#### [Stated problem]
Please output the records below in full, exactly as given, but without the images.

#### [Records for the task]
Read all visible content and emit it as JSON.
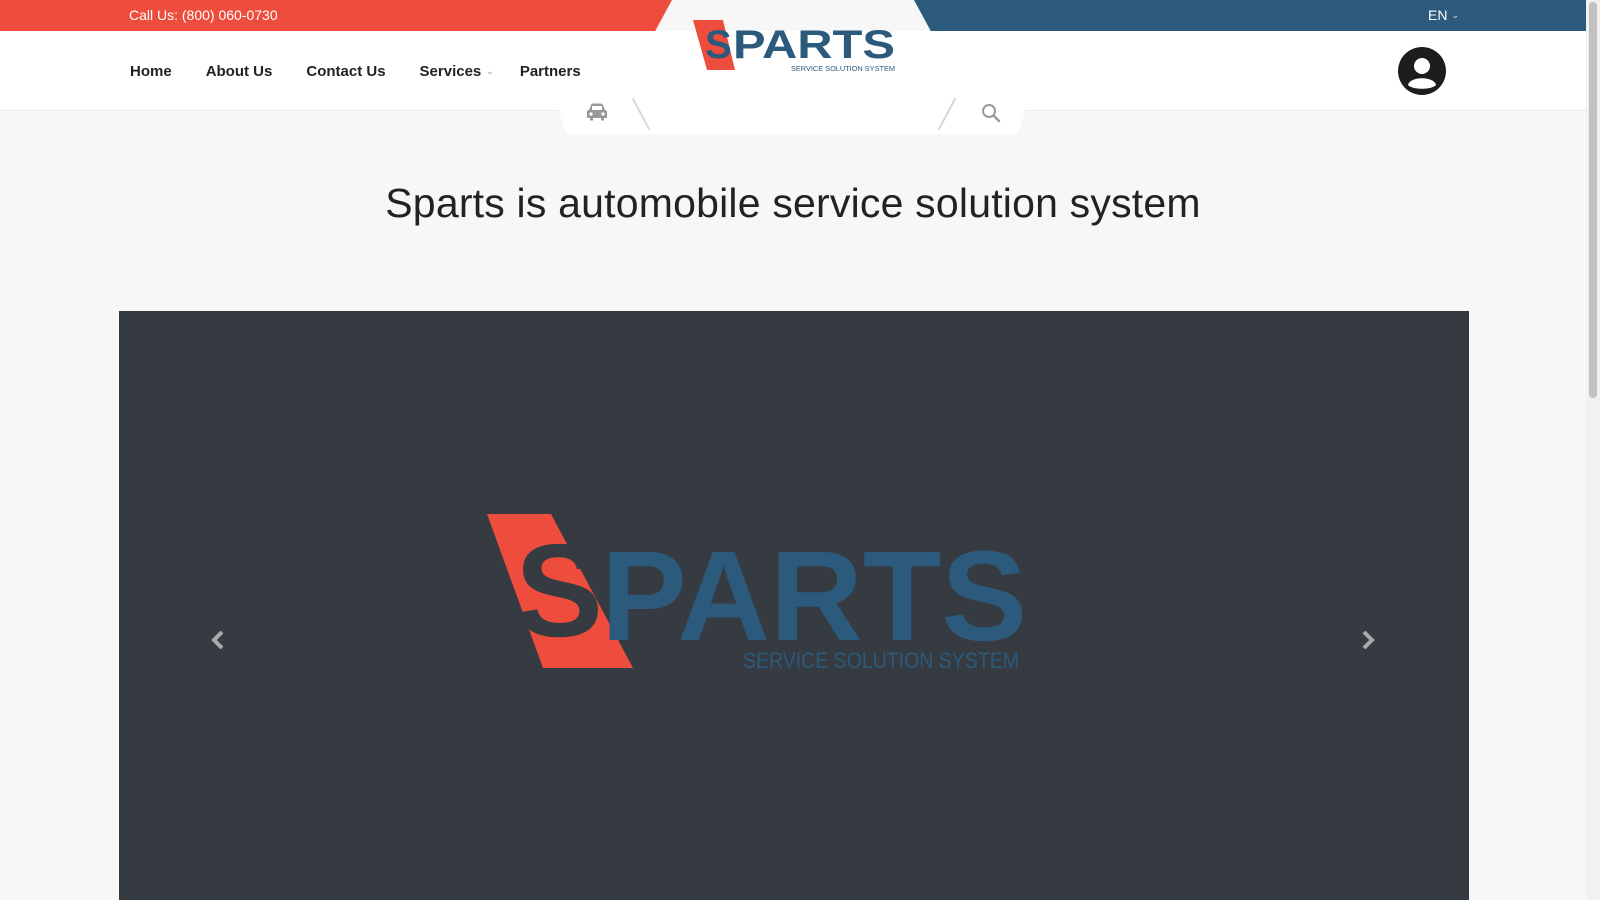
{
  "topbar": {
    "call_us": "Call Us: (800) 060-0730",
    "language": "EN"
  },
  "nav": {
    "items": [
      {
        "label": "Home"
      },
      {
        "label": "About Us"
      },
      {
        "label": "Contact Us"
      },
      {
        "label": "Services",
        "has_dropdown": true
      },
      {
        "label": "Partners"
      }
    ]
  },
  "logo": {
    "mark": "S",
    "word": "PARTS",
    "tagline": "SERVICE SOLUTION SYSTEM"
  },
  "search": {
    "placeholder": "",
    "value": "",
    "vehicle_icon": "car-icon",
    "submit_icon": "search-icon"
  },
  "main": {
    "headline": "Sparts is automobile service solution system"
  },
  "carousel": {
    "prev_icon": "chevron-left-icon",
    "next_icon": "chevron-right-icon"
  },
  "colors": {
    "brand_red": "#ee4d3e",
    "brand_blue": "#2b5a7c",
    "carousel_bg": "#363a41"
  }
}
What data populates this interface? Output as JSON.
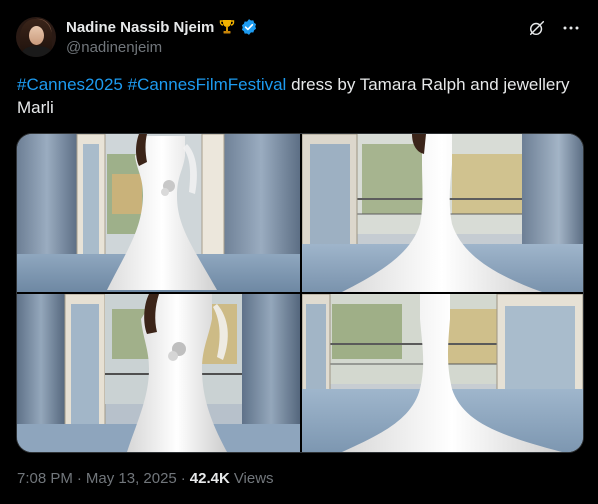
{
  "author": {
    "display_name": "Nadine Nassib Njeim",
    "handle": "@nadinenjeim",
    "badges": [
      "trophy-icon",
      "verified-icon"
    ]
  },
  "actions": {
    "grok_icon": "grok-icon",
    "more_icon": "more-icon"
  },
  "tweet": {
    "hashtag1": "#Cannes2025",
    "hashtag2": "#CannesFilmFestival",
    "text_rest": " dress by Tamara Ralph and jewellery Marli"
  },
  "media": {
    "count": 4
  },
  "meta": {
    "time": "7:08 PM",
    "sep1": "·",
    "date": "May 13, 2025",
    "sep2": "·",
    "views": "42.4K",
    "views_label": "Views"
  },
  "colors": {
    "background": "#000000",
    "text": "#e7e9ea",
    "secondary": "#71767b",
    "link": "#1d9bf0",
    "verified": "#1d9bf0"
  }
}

#### [Result]
Read all visible content and emit it as JSON.
{
  "topbar": {
    "call_us": "Call Us: (800) 060-0730",
    "language": "EN"
  },
  "nav": {
    "items": [
      {
        "label": "Home"
      },
      {
        "label": "About Us"
      },
      {
        "label": "Contact Us"
      },
      {
        "label": "Services",
        "has_dropdown": true
      },
      {
        "label": "Partners"
      }
    ]
  },
  "logo": {
    "mark": "S",
    "word": "PARTS",
    "tagline": "SERVICE SOLUTION SYSTEM"
  },
  "search": {
    "placeholder": "",
    "value": "",
    "vehicle_icon": "car-icon",
    "submit_icon": "search-icon"
  },
  "main": {
    "headline": "Sparts is automobile service solution system"
  },
  "carousel": {
    "prev_icon": "chevron-left-icon",
    "next_icon": "chevron-right-icon"
  },
  "colors": {
    "brand_red": "#ee4d3e",
    "brand_blue": "#2b5a7c",
    "carousel_bg": "#363a41"
  }
}
What data populates this interface? Output as JSON.
{
  "author": {
    "display_name": "Nadine Nassib Njeim",
    "handle": "@nadinenjeim",
    "badges": [
      "trophy-icon",
      "verified-icon"
    ]
  },
  "actions": {
    "grok_icon": "grok-icon",
    "more_icon": "more-icon"
  },
  "tweet": {
    "hashtag1": "#Cannes2025",
    "hashtag2": "#CannesFilmFestival",
    "text_rest": " dress by Tamara Ralph and jewellery Marli"
  },
  "media": {
    "count": 4
  },
  "meta": {
    "time": "7:08 PM",
    "sep1": "·",
    "date": "May 13, 2025",
    "sep2": "·",
    "views": "42.4K",
    "views_label": "Views"
  },
  "colors": {
    "background": "#000000",
    "text": "#e7e9ea",
    "secondary": "#71767b",
    "link": "#1d9bf0",
    "verified": "#1d9bf0"
  }
}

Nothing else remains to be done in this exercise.